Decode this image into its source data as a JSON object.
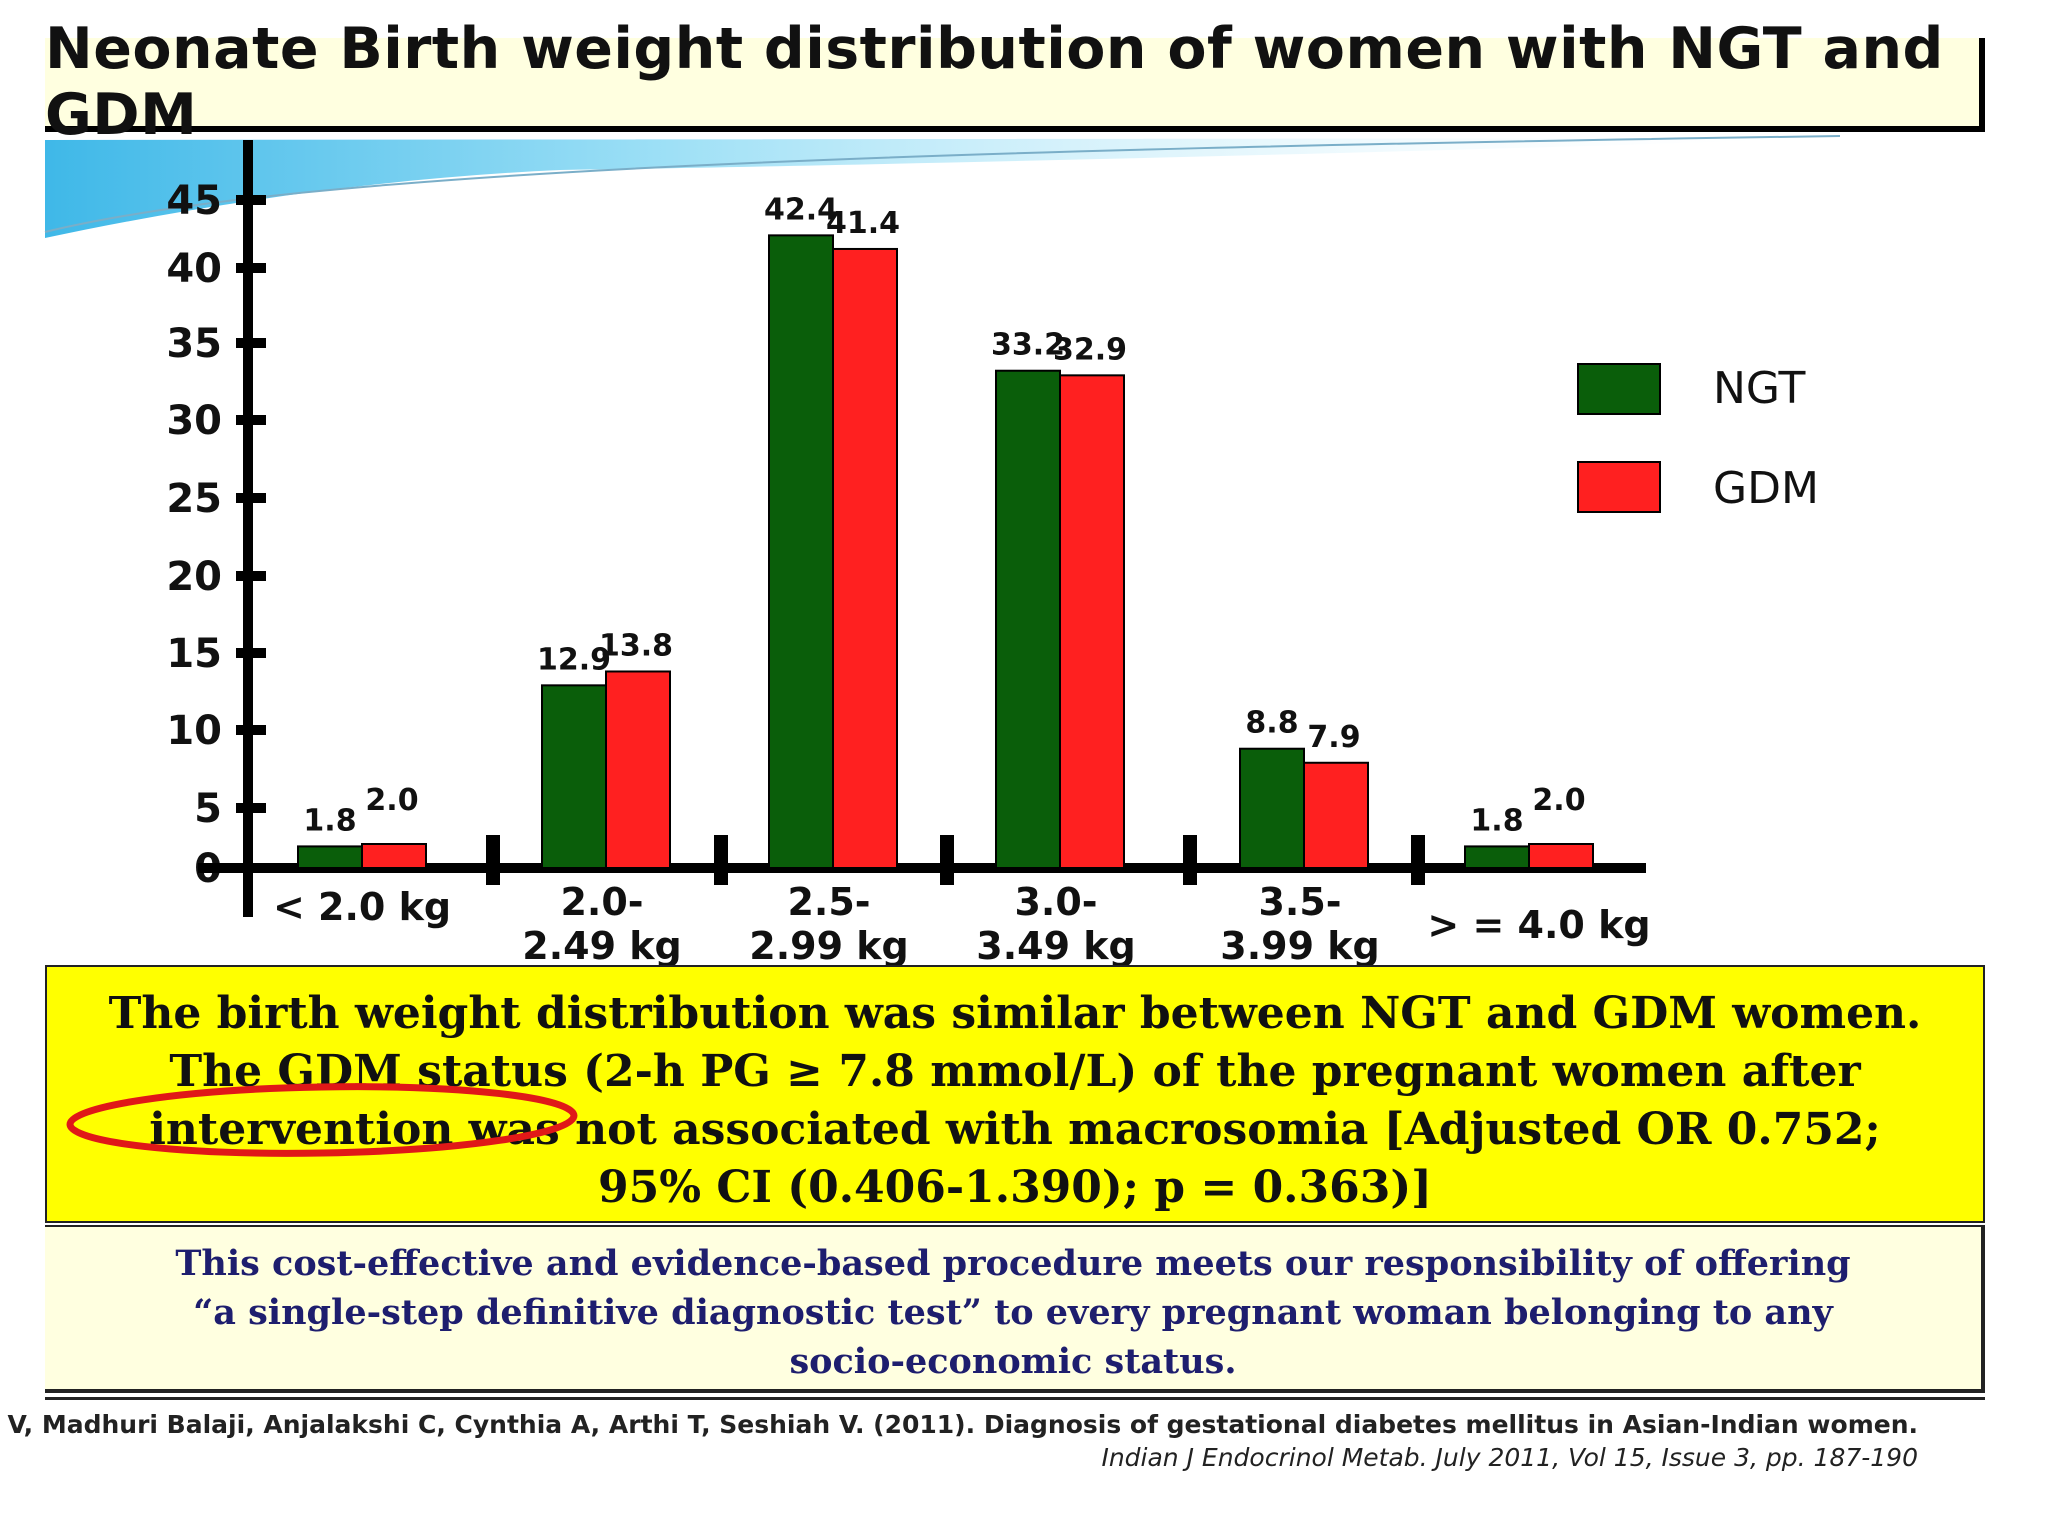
{
  "title": "Neonate Birth weight distribution of women with NGT and GDM",
  "colors": {
    "ngt": "#0a5e0a",
    "gdm": "#ff2020",
    "highlight": "#ffff00",
    "annotation": "#e01818"
  },
  "chart_data": {
    "type": "bar",
    "categories": [
      [
        "< 2.0 kg"
      ],
      [
        "2.0-",
        "2.49 kg"
      ],
      [
        "2.5-",
        "2.99 kg"
      ],
      [
        "3.0-",
        "3.49 kg"
      ],
      [
        "3.5-",
        "3.99 kg"
      ],
      [
        "> = 4.0 kg"
      ]
    ],
    "series": [
      {
        "name": "NGT",
        "values": [
          1.8,
          12.9,
          42.4,
          33.2,
          8.8,
          1.8
        ]
      },
      {
        "name": "GDM",
        "values": [
          2.0,
          13.8,
          41.4,
          32.9,
          7.9,
          2.0
        ]
      }
    ],
    "value_labels": {
      "NGT": [
        "1.8",
        "12.9",
        "42.4",
        "33.2",
        "8.8",
        "1.8"
      ],
      "GDM": [
        "2.0",
        "13.8",
        "41.4",
        "32.9",
        "7.9",
        "2.0"
      ]
    },
    "yticks": [
      0,
      5,
      10,
      15,
      20,
      25,
      30,
      35,
      40,
      45
    ],
    "ylim": [
      0,
      45
    ],
    "legend_position": "right",
    "xlabel": "",
    "ylabel": ""
  },
  "finding_box": {
    "lines": [
      "The birth weight distribution was similar between NGT and GDM women.",
      "The GDM status (2-h PG ≥ 7.8 mmol/L) of the pregnant women after",
      "intervention was not associated with macrosomia [Adjusted OR 0.752;",
      "95% CI (0.406-1.390); p = 0.363)]"
    ]
  },
  "conclusion_box": {
    "lines": [
      "This cost-effective and evidence-based procedure meets our responsibility of offering",
      "“a single-step definitive diagnostic test” to every pregnant woman belonging to any",
      "socio-economic status."
    ]
  },
  "reference": {
    "line1": "Balaji V, Madhuri Balaji, Anjalakshi C, Cynthia A, Arthi T, Seshiah V. (2011). Diagnosis of gestational diabetes mellitus in Asian-Indian women.",
    "line2": "Indian J Endocrinol Metab. July 2011, Vol 15, Issue 3, pp. 187-190"
  }
}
────
» Work to be completed: Leave the pictures out, and print every line of the listing exactly as written.

» Written solution:
Decode this image into its source data as a JSON object.
{
  "title": "Neonate Birth weight distribution of women with NGT and GDM",
  "colors": {
    "ngt": "#0a5e0a",
    "gdm": "#ff2020",
    "highlight": "#ffff00",
    "annotation": "#e01818"
  },
  "chart_data": {
    "type": "bar",
    "categories": [
      [
        "< 2.0 kg"
      ],
      [
        "2.0-",
        "2.49 kg"
      ],
      [
        "2.5-",
        "2.99 kg"
      ],
      [
        "3.0-",
        "3.49 kg"
      ],
      [
        "3.5-",
        "3.99 kg"
      ],
      [
        "> = 4.0 kg"
      ]
    ],
    "series": [
      {
        "name": "NGT",
        "values": [
          1.8,
          12.9,
          42.4,
          33.2,
          8.8,
          1.8
        ]
      },
      {
        "name": "GDM",
        "values": [
          2.0,
          13.8,
          41.4,
          32.9,
          7.9,
          2.0
        ]
      }
    ],
    "value_labels": {
      "NGT": [
        "1.8",
        "12.9",
        "42.4",
        "33.2",
        "8.8",
        "1.8"
      ],
      "GDM": [
        "2.0",
        "13.8",
        "41.4",
        "32.9",
        "7.9",
        "2.0"
      ]
    },
    "yticks": [
      0,
      5,
      10,
      15,
      20,
      25,
      30,
      35,
      40,
      45
    ],
    "ylim": [
      0,
      45
    ],
    "legend_position": "right",
    "xlabel": "",
    "ylabel": ""
  },
  "finding_box": {
    "lines": [
      "The birth weight distribution was similar between NGT and GDM women.",
      "The GDM status (2-h PG ≥ 7.8 mmol/L) of the pregnant women after",
      "intervention was not associated with macrosomia [Adjusted OR 0.752;",
      "95% CI (0.406-1.390); p = 0.363)]"
    ]
  },
  "conclusion_box": {
    "lines": [
      "This cost-effective and evidence-based procedure meets our responsibility of offering",
      "“a single-step definitive diagnostic test” to every pregnant woman belonging to any",
      "socio-economic status."
    ]
  },
  "reference": {
    "line1": "Balaji V, Madhuri Balaji, Anjalakshi C, Cynthia A, Arthi T, Seshiah V. (2011). Diagnosis of gestational diabetes mellitus in Asian-Indian women.",
    "line2": "Indian J Endocrinol Metab. July 2011, Vol 15, Issue 3, pp. 187-190"
  }
}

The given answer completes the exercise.